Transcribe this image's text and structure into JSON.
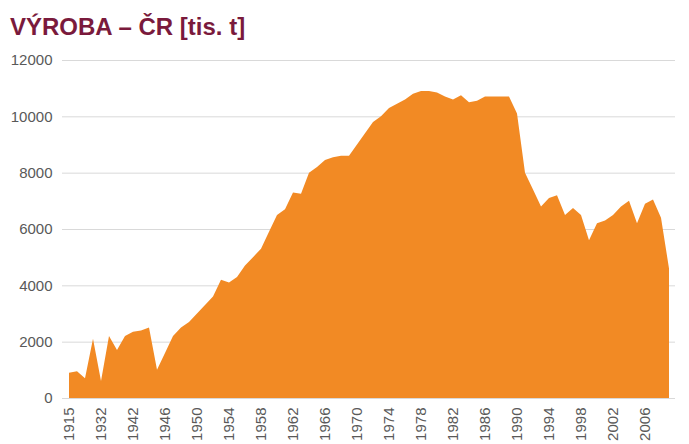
{
  "chart_data": {
    "type": "area",
    "title": "VÝROBA – ČR [tis. t]",
    "categories": [
      "1915",
      null,
      null,
      null,
      "1932",
      null,
      null,
      null,
      "1942",
      null,
      null,
      null,
      "1946",
      null,
      null,
      null,
      "1950",
      null,
      null,
      null,
      "1954",
      null,
      null,
      null,
      "1958",
      null,
      null,
      null,
      "1962",
      null,
      null,
      null,
      "1966",
      null,
      null,
      null,
      "1970",
      null,
      null,
      null,
      "1974",
      null,
      null,
      null,
      "1978",
      null,
      null,
      null,
      "1982",
      null,
      null,
      null,
      "1986",
      null,
      null,
      null,
      "1990",
      null,
      null,
      null,
      "1994",
      null,
      null,
      null,
      "1998",
      null,
      null,
      null,
      "2002",
      null,
      null,
      null,
      "2006",
      null,
      null,
      null
    ],
    "values": [
      900,
      950,
      700,
      2100,
      600,
      2200,
      1700,
      2200,
      2350,
      2400,
      2500,
      1000,
      1600,
      2200,
      2500,
      2700,
      3000,
      3300,
      3600,
      4200,
      4100,
      4300,
      4700,
      5000,
      5300,
      5900,
      6500,
      6700,
      7300,
      7250,
      8000,
      8200,
      8450,
      8550,
      8600,
      8600,
      9000,
      9400,
      9800,
      10000,
      10300,
      10450,
      10600,
      10800,
      10900,
      10900,
      10850,
      10700,
      10600,
      10750,
      10500,
      10550,
      10700,
      10700,
      10700,
      10700,
      10100,
      8000,
      7400,
      6800,
      7100,
      7200,
      6500,
      6750,
      6500,
      5600,
      6200,
      6300,
      6500,
      6800,
      7000,
      6200,
      6900,
      7050,
      6400,
      4600
    ],
    "color": "#f28a24",
    "ylim": [
      0,
      12000
    ],
    "yticks": [
      0,
      2000,
      4000,
      6000,
      8000,
      10000,
      12000
    ],
    "grid": true
  }
}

------------------------------

◆ **Aim**
Each entry shown above must be quoted exactly, with its pictures left out.

◆ **Task solution**
Transcribe this image's text and structure into JSON.
{
  "chart_data": {
    "type": "area",
    "title": "VÝROBA – ČR [tis. t]",
    "categories": [
      "1915",
      null,
      null,
      null,
      "1932",
      null,
      null,
      null,
      "1942",
      null,
      null,
      null,
      "1946",
      null,
      null,
      null,
      "1950",
      null,
      null,
      null,
      "1954",
      null,
      null,
      null,
      "1958",
      null,
      null,
      null,
      "1962",
      null,
      null,
      null,
      "1966",
      null,
      null,
      null,
      "1970",
      null,
      null,
      null,
      "1974",
      null,
      null,
      null,
      "1978",
      null,
      null,
      null,
      "1982",
      null,
      null,
      null,
      "1986",
      null,
      null,
      null,
      "1990",
      null,
      null,
      null,
      "1994",
      null,
      null,
      null,
      "1998",
      null,
      null,
      null,
      "2002",
      null,
      null,
      null,
      "2006",
      null,
      null,
      null
    ],
    "values": [
      900,
      950,
      700,
      2100,
      600,
      2200,
      1700,
      2200,
      2350,
      2400,
      2500,
      1000,
      1600,
      2200,
      2500,
      2700,
      3000,
      3300,
      3600,
      4200,
      4100,
      4300,
      4700,
      5000,
      5300,
      5900,
      6500,
      6700,
      7300,
      7250,
      8000,
      8200,
      8450,
      8550,
      8600,
      8600,
      9000,
      9400,
      9800,
      10000,
      10300,
      10450,
      10600,
      10800,
      10900,
      10900,
      10850,
      10700,
      10600,
      10750,
      10500,
      10550,
      10700,
      10700,
      10700,
      10700,
      10100,
      8000,
      7400,
      6800,
      7100,
      7200,
      6500,
      6750,
      6500,
      5600,
      6200,
      6300,
      6500,
      6800,
      7000,
      6200,
      6900,
      7050,
      6400,
      4600
    ],
    "color": "#f28a24",
    "ylim": [
      0,
      12000
    ],
    "yticks": [
      0,
      2000,
      4000,
      6000,
      8000,
      10000,
      12000
    ],
    "grid": true
  }
}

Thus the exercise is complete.